- Extrait source
....
Les auteurs nous disent que ce qu’on appelle “Démocratie” en Occident, est en fait un simulacre de démocratie, c’est une tromperie, c’est un semblant de démocratie, parce que le capitalisme ne veut pas la démocratie, le capitalisme qui repose sur une idée des désirs infinis ne veut pas le triomphe de la volonté populaire et que tout soit fait dans l’intérêt du peuple, qui lui repose sur une notion des limites de la nature.
Fredrik Albritton Jonsson et Carl Wennerlind écrivent :
« L’économie moderne (capitaliste) repose sur une vision particulière de la rareté qui veut que les êtres humains possèdent de manière innée des désirs infinis et que la société doit donc faciliter une croissance et une consommation sans fin, sans tenir compte des limites de la nature. Pourtant, comme le montrent, cette vision de la rareté est récente et n’était pas inévitable, même à l’ère du capitalisme. Elle reflète plutôt le triomphe coûteux des idéologies de croissance infinie à travers des siècles de pensée économique européenne, au détriment des traditions (africaines, asiatiques) qui cherchaient à penser la vie dans les limites de la nature.”
....
- Données
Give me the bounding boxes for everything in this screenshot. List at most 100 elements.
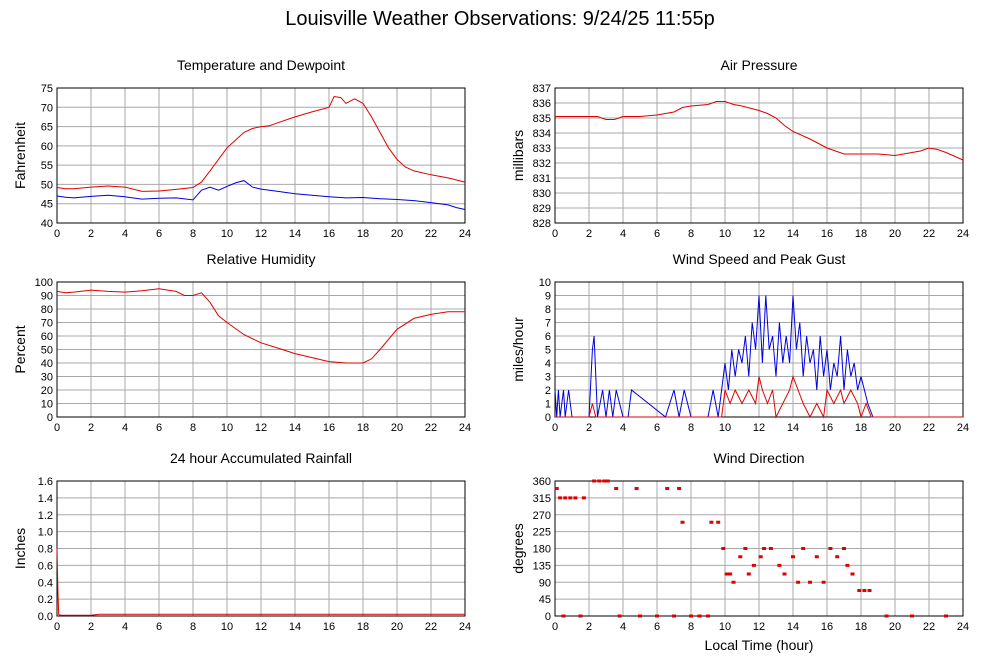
x-tick-label: 18 <box>855 422 867 434</box>
data-point <box>731 580 736 584</box>
x-tick-label: 2 <box>88 621 94 633</box>
y-tick-label: 6 <box>545 331 551 343</box>
data-point <box>602 479 607 483</box>
x-tick-label: 2 <box>586 228 592 240</box>
y-tick-label: 0.2 <box>38 594 53 606</box>
x-tick-label: 14 <box>787 228 799 240</box>
x-tick-label: 24 <box>957 621 969 633</box>
data-point <box>743 547 748 550</box>
data-point <box>845 563 850 567</box>
y-axis-label: millibars <box>510 130 526 181</box>
x-tick-label: 0 <box>552 621 558 633</box>
data-point <box>808 580 812 584</box>
y-tick-label: 30 <box>41 372 53 384</box>
x-tick-label: 10 <box>719 621 731 633</box>
y-tick-label: 40 <box>41 218 53 230</box>
y-tick-label: 100 <box>35 277 53 289</box>
x-tick-label: 20 <box>391 228 403 240</box>
y-tick-label: 9 <box>545 291 551 303</box>
series-line-2 <box>555 374 963 419</box>
series-line-2 <box>56 180 466 210</box>
data-point <box>554 487 559 490</box>
x-tick-label: 0 <box>54 228 60 240</box>
x-tick-label: 16 <box>821 422 833 434</box>
y-axis-label: Fahrenheit <box>12 122 28 189</box>
y-tick-label: 1.0 <box>38 527 53 539</box>
data-point <box>814 555 819 559</box>
x-tick-label: 14 <box>787 621 799 633</box>
y-tick-label: 180 <box>533 544 551 556</box>
data-point <box>689 614 693 618</box>
y-tick-label: 20 <box>41 385 53 397</box>
y-tick-label: 65 <box>41 122 53 134</box>
y-tick-label: 270 <box>533 510 551 522</box>
y-tick-label: 836 <box>533 98 551 110</box>
x-tick-label: 0 <box>54 621 60 633</box>
data-point <box>672 614 676 618</box>
plot-frame <box>56 87 466 224</box>
x-tick-label: 2 <box>586 621 592 633</box>
y-tick-label: 45 <box>41 199 53 211</box>
y-tick-label: 40 <box>41 358 53 370</box>
y-tick-label: 833 <box>533 143 551 155</box>
data-point <box>634 487 639 490</box>
x-tick-label: 22 <box>425 621 437 633</box>
x-tick-label: 12 <box>255 228 267 240</box>
data-point <box>768 547 773 550</box>
data-point <box>796 580 801 584</box>
y-tick-label: 50 <box>41 179 53 191</box>
x-tick-label: 4 <box>620 621 626 633</box>
x-tick-label: 4 <box>122 422 128 434</box>
data-point <box>791 555 795 559</box>
data-point <box>697 614 702 618</box>
x-tick-label: 16 <box>821 228 833 240</box>
data-point <box>573 496 578 500</box>
data-point <box>862 589 867 592</box>
series-line-1 <box>555 101 964 161</box>
y-tick-label: 60 <box>41 141 53 153</box>
y-tick-label: 834 <box>533 128 551 140</box>
y-tick-label: 360 <box>533 476 551 488</box>
x-tick-label: 22 <box>425 228 437 240</box>
series-line-1 <box>554 295 963 418</box>
data-point <box>617 614 622 618</box>
y-tick-label: 1.2 <box>38 510 53 522</box>
data-point <box>578 614 583 618</box>
data-point <box>665 487 670 490</box>
data-point <box>581 496 586 500</box>
plot-frame <box>554 281 964 418</box>
x-tick-label: 10 <box>719 228 731 240</box>
x-tick-label: 14 <box>289 228 301 240</box>
y-tick-label: 225 <box>533 527 551 539</box>
data-point <box>592 479 597 483</box>
x-tick-label: 4 <box>122 621 128 633</box>
x-tick-label: 16 <box>323 422 335 434</box>
chart-title: Wind Direction <box>713 450 804 466</box>
x-tick-label: 22 <box>923 422 935 434</box>
data-point <box>614 487 619 490</box>
plot-frame <box>56 281 466 418</box>
x-tick-label: 20 <box>889 422 901 434</box>
x-tick-label: 8 <box>190 621 196 633</box>
x-tick-label: 14 <box>289 422 301 434</box>
x-tick-label: 20 <box>889 621 901 633</box>
x-tick-label: 22 <box>923 621 935 633</box>
chart-title: Air Pressure <box>720 57 797 73</box>
y-axis-label: degrees <box>510 523 526 574</box>
x-tick-label: 20 <box>391 422 403 434</box>
x-tick-label: 18 <box>855 228 867 240</box>
y-tick-label: 70 <box>41 102 53 114</box>
data-point <box>561 614 566 618</box>
data-point <box>728 572 733 576</box>
y-tick-label: 0.0 <box>38 611 53 623</box>
data-point <box>563 496 568 500</box>
data-point <box>558 496 563 500</box>
y-tick-label: 0 <box>47 412 53 424</box>
x-tick-label: 6 <box>654 228 660 240</box>
x-tick-label: 0 <box>54 422 60 434</box>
....
- Objectif
Recopiez le passage de l'extrait sur le capitalisme et la démocratie qui commence par « Les auteurs nous » et se poursuit jusqu'à « notion des limites de la nature. ».

- Réponse attendue
Les auteurs nous disent que ce qu’on appelle “Démocratie” en Occident, est en fait un simulacre de démocratie, c’est une tromperie, c’est un semblant de démocratie, parce que le capitalisme ne veut pas la démocratie, le capitalisme qui repose sur une idée des désirs infinis ne veut pas le triomphe de la volonté populaire et que tout soit fait dans l’intérêt du peuple, qui lui repose sur une notion des limites de la nature.